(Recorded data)

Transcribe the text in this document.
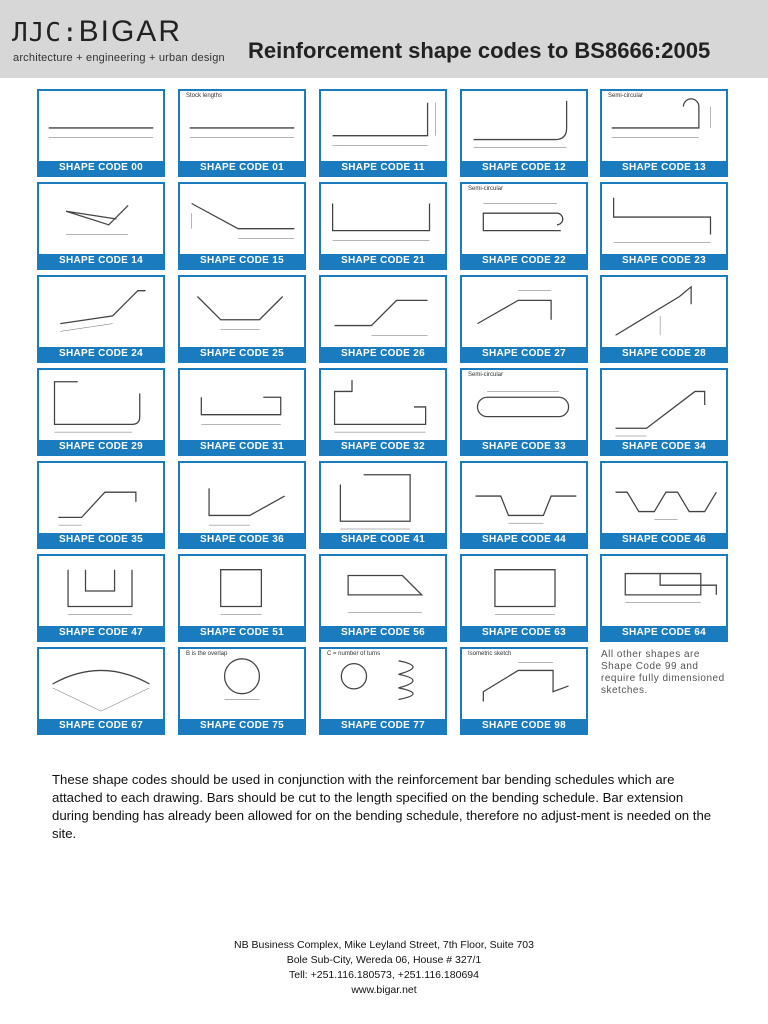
ЛJC:BIGAR
architecture + engineering + urban design Reinforcement shape codes to BS8666:2005
SHAPE CODE 00
Stock lengths
SHAPE CODE 01	SHAPE CODE 11	SHAPE CODE 12
Semi-circular
SHAPE CODE 13
SHAPE CODE 14	SHAPE CODE 15	SHAPE CODE 21
Semi-circular
SHAPE CODE 22	SHAPE CODE 23
SHAPE CODE 24	SHAPE CODE 25	SHAPE CODE 26	SHAPE CODE 27	SHAPE CODE 28
SHAPE CODE 29	SHAPE CODE 31	SHAPE CODE 32
Semi-circular
SHAPE CODE 33	SHAPE CODE 34
SHAPE CODE 35	SHAPE CODE 36	SHAPE CODE 41	SHAPE CODE 44	SHAPE CODE 46
SHAPE CODE 47	SHAPE CODE 51	SHAPE CODE 56	SHAPE CODE 63	SHAPE CODE 64
SHAPE CODE 67
B is the overlap
SHAPE CODE 75
C = number of turns
SHAPE CODE 77
Isometric sketch
SHAPE CODE 98
All other shapes are Shape Code 99 and require fully dimensioned sketches.
These shape codes should be used in conjunction with the reinforcement bar bending schedules which are attached to each drawing. Bars should be cut to the length specified on the bending schedule. Bar extension during bending has already been allowed for on the bending schedule, therefore no adjust-ment is needed on the site.
NB Business Complex, Mike Leyland Street, 7th Floor, Suite 703
Bole Sub-City, Wereda 06, House # 327/1
Tell: +251.116.180573, +251.116.180694
www.bigar.net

Exercise description: Retype all the records shown above, character for character. Omit every picture.

Task result:
Transcribe the text in this document.
ЛJC:BIGAR
architecture + engineering + urban design Reinforcement shape codes to BS8666:2005
SHAPE CODE 00
Stock lengths
SHAPE CODE 01	SHAPE CODE 11	SHAPE CODE 12
Semi-circular
SHAPE CODE 13
SHAPE CODE 14	SHAPE CODE 15	SHAPE CODE 21
Semi-circular
SHAPE CODE 22	SHAPE CODE 23
SHAPE CODE 24	SHAPE CODE 25	SHAPE CODE 26	SHAPE CODE 27	SHAPE CODE 28
SHAPE CODE 29	SHAPE CODE 31	SHAPE CODE 32
Semi-circular
SHAPE CODE 33	SHAPE CODE 34
SHAPE CODE 35	SHAPE CODE 36	SHAPE CODE 41	SHAPE CODE 44	SHAPE CODE 46
SHAPE CODE 47	SHAPE CODE 51	SHAPE CODE 56	SHAPE CODE 63	SHAPE CODE 64
SHAPE CODE 67
B is the overlap
SHAPE CODE 75
C = number of turns
SHAPE CODE 77
Isometric sketch
SHAPE CODE 98
All other shapes are Shape Code 99 and require fully dimensioned sketches.
These shape codes should be used in conjunction with the reinforcement bar bending schedules which are attached to each drawing. Bars should be cut to the length specified on the bending schedule. Bar extension during bending has already been allowed for on the bending schedule, therefore no adjust-ment is needed on the site.
NB Business Complex, Mike Leyland Street, 7th Floor, Suite 703
Bole Sub-City, Wereda 06, House # 327/1
Tell: +251.116.180573, +251.116.180694
www.bigar.net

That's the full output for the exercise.